Your instructions —
Gather the lines from the material that contain "Very".

## start

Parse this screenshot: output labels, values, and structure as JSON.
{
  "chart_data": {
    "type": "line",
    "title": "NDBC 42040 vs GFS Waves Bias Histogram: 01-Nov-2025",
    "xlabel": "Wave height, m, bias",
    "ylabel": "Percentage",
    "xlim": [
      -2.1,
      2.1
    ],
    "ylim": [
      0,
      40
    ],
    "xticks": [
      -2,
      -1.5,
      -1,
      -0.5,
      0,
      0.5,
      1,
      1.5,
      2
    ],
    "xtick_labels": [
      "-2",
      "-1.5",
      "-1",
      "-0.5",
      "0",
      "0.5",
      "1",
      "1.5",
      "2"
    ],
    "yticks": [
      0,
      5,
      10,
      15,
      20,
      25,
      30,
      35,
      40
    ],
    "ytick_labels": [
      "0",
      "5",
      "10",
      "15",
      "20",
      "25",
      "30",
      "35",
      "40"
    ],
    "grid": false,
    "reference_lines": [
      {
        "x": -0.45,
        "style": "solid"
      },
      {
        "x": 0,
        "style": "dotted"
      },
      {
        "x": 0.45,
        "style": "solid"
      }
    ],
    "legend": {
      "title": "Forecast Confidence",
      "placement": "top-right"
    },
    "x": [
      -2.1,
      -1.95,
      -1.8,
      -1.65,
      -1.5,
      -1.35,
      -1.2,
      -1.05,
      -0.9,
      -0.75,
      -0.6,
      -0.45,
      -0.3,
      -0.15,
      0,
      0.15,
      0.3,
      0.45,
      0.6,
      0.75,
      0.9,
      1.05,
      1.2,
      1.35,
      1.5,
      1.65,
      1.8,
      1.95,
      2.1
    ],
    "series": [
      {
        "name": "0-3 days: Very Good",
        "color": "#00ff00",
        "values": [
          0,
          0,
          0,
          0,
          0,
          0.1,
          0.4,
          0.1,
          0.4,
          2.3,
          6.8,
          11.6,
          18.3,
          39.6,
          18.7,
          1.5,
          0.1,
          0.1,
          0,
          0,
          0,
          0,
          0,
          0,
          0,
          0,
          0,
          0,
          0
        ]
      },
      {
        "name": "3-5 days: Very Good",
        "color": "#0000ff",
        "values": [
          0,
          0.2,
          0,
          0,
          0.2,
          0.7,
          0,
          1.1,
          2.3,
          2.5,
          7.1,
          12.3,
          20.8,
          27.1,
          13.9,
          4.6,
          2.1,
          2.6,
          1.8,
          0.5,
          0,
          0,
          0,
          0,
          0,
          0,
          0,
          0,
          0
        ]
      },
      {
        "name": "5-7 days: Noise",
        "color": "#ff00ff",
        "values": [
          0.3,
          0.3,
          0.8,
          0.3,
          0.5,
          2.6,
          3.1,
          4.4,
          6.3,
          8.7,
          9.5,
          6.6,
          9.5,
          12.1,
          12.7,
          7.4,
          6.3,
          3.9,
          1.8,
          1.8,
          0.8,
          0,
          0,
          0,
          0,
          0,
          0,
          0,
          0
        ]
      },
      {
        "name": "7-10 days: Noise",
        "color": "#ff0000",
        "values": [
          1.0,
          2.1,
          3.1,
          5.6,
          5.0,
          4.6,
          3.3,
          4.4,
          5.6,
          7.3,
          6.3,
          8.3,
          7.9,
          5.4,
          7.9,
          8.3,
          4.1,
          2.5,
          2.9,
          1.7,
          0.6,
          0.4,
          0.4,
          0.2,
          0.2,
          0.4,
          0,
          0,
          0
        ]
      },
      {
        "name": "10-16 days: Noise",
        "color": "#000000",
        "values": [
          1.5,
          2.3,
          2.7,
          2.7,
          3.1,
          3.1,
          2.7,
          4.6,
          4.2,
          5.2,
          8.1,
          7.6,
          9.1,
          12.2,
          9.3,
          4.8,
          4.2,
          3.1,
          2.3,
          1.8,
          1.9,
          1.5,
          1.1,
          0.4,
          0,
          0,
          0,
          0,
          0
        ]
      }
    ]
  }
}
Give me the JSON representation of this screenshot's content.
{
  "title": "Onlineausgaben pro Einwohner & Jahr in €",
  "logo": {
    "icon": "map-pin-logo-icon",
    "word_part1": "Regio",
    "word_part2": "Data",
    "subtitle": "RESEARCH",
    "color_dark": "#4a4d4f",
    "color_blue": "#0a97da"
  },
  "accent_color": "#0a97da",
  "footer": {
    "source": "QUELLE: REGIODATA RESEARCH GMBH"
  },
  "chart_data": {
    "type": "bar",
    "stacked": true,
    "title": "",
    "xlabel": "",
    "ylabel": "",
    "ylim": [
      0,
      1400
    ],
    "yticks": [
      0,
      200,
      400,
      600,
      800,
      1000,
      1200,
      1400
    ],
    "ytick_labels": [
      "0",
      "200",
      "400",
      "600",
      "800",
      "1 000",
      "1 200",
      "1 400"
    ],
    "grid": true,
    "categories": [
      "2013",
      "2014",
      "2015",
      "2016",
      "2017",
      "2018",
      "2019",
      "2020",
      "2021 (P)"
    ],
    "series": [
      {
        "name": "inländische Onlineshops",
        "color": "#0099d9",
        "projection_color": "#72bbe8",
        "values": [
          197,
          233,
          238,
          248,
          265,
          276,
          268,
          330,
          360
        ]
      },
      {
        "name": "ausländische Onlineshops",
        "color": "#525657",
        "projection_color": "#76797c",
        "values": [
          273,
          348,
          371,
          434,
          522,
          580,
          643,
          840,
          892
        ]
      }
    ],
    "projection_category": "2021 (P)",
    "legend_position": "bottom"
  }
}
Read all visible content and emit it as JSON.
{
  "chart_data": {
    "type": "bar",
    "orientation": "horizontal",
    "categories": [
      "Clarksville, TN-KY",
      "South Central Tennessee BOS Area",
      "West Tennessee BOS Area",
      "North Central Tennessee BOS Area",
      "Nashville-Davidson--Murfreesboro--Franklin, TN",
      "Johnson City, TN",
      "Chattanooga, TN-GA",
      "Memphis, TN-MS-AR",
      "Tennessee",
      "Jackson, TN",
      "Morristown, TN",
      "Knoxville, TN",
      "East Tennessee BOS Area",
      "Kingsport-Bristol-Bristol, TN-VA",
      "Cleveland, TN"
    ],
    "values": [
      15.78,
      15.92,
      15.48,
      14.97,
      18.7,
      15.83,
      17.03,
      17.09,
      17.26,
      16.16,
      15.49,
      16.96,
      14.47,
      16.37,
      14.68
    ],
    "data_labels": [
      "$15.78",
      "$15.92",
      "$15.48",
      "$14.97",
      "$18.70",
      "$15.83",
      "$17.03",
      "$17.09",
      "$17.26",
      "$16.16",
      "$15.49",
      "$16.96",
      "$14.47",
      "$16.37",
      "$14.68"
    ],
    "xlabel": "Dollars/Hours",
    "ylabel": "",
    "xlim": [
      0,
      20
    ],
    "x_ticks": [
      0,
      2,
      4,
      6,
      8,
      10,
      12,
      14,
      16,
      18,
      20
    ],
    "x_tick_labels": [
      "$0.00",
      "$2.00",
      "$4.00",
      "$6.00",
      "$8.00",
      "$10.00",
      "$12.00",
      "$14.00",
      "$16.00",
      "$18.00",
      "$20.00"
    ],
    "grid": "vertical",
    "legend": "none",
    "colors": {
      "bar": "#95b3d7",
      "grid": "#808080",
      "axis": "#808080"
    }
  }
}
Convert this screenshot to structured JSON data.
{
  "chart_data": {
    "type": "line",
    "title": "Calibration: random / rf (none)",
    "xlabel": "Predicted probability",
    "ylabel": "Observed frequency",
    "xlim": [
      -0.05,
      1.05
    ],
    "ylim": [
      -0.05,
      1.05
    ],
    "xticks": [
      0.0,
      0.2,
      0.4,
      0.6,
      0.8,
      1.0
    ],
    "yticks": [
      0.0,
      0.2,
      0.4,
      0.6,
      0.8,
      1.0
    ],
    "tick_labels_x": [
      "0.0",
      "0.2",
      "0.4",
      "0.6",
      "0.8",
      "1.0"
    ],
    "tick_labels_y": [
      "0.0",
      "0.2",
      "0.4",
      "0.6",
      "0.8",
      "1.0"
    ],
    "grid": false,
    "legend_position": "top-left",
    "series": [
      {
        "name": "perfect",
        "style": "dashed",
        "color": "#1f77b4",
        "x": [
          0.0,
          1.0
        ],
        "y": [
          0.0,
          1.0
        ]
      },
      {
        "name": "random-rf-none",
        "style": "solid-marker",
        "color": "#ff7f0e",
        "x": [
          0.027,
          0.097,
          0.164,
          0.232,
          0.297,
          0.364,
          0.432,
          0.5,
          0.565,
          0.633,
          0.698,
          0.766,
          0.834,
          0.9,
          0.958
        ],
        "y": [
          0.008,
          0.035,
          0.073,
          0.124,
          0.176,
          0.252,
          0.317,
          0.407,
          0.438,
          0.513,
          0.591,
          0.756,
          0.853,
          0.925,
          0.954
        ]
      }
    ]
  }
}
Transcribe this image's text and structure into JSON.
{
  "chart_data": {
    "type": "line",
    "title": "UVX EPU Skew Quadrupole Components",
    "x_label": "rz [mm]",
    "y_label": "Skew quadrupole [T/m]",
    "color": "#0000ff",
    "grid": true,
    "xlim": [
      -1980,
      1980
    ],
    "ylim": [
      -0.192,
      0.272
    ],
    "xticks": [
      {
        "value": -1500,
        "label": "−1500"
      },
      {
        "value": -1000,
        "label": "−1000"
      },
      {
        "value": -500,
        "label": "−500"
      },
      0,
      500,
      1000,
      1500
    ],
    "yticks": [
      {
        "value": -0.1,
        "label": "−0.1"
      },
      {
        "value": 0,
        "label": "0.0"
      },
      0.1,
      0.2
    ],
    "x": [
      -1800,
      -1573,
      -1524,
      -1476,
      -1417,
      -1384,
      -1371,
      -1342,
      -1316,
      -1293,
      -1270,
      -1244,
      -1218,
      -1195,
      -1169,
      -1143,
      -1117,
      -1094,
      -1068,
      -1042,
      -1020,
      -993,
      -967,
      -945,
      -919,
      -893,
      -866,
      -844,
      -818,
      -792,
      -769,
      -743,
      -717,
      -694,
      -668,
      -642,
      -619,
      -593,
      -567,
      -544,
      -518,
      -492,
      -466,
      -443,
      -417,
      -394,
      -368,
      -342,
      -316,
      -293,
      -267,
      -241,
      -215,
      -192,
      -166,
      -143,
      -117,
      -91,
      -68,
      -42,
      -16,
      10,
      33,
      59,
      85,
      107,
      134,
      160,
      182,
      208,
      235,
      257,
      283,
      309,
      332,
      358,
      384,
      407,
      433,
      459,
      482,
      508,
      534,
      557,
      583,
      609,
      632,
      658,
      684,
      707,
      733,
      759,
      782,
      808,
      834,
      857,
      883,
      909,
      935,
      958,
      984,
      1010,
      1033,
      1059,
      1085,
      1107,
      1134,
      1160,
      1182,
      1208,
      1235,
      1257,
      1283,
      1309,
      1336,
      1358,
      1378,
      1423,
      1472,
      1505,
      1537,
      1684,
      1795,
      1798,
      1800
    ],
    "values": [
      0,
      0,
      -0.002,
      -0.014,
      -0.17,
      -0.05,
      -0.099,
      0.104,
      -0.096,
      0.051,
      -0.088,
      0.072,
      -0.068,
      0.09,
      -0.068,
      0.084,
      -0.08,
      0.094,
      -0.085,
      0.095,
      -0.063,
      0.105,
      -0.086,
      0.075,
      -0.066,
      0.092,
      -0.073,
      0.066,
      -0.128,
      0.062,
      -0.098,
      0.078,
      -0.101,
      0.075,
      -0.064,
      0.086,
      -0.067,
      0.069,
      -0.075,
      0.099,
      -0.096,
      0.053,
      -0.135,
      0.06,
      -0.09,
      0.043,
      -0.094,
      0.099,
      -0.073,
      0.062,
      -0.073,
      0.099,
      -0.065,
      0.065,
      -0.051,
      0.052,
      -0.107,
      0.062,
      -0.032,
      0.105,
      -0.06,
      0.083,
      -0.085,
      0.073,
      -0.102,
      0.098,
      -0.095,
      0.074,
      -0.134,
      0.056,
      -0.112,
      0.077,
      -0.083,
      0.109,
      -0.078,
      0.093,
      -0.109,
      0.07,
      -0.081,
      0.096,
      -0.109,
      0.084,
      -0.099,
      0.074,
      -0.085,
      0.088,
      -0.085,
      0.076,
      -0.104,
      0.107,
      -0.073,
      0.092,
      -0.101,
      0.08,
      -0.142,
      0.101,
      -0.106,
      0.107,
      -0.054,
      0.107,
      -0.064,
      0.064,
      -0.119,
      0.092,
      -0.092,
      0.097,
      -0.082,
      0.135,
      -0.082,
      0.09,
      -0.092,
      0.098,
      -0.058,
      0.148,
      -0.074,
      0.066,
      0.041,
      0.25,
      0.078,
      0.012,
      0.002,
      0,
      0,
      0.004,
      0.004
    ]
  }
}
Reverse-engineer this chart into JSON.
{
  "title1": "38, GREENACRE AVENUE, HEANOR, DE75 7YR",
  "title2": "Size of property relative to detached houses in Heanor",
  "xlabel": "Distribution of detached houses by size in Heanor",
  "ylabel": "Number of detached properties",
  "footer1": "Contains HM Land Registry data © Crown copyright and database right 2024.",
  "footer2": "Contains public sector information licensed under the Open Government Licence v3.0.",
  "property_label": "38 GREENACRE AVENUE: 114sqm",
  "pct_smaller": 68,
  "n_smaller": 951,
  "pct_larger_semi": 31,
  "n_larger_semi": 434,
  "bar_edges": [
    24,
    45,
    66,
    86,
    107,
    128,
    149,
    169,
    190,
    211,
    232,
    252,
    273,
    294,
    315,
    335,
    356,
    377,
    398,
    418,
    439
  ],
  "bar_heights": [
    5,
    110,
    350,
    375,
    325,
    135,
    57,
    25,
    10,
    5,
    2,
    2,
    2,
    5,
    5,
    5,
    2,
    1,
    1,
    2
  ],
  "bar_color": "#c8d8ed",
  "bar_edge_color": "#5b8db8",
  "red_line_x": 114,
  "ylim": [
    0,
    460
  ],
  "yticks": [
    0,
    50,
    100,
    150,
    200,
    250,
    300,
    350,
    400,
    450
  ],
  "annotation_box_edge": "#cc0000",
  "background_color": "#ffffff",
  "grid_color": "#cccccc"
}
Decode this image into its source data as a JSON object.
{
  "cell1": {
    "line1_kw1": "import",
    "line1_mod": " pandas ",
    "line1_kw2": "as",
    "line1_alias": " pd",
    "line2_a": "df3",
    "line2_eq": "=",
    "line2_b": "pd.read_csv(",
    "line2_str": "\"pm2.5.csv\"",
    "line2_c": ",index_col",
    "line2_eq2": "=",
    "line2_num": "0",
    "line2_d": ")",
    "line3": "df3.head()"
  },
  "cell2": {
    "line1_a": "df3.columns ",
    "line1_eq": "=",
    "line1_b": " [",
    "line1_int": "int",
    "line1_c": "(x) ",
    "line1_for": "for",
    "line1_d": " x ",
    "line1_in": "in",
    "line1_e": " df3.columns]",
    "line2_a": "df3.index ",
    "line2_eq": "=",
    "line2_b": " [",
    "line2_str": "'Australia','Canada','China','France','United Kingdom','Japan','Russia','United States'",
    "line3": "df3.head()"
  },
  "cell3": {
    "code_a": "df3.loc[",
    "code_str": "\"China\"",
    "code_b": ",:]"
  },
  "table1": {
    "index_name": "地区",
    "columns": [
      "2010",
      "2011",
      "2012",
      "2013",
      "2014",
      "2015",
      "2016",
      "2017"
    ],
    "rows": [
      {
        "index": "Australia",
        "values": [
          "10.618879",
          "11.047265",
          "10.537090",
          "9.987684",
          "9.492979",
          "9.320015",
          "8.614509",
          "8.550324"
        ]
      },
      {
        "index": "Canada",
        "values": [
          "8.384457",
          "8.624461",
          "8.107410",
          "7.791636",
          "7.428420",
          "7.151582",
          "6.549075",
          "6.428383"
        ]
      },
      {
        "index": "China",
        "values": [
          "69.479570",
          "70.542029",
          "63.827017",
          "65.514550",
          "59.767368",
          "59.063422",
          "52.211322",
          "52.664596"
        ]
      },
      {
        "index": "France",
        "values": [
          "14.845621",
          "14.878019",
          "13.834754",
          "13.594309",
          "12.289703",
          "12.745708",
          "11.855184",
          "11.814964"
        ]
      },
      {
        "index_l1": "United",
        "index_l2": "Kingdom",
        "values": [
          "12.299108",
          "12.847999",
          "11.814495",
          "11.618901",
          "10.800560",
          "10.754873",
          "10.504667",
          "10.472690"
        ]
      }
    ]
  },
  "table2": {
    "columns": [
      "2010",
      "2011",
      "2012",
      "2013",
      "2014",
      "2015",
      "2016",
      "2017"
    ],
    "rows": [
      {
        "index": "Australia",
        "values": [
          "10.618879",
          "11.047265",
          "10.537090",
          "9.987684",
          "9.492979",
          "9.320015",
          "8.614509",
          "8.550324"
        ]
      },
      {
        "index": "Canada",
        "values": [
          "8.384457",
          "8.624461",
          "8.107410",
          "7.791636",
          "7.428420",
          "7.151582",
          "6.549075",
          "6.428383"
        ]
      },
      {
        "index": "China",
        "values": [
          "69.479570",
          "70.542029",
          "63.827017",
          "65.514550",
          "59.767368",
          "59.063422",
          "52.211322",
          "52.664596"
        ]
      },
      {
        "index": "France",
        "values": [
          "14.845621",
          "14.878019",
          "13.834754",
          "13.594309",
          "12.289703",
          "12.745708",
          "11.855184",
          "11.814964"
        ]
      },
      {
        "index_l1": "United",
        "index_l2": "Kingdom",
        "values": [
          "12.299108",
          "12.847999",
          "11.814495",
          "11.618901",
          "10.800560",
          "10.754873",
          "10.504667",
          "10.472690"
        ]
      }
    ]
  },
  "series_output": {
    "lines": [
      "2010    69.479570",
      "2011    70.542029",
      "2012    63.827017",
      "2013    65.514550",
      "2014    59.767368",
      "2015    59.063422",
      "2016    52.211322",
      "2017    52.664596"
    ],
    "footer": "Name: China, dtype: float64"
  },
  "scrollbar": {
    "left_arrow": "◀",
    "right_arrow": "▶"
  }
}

## end

The result —
        "name": "0-3 days: Very Good",
        "name": "3-5 days: Very Good",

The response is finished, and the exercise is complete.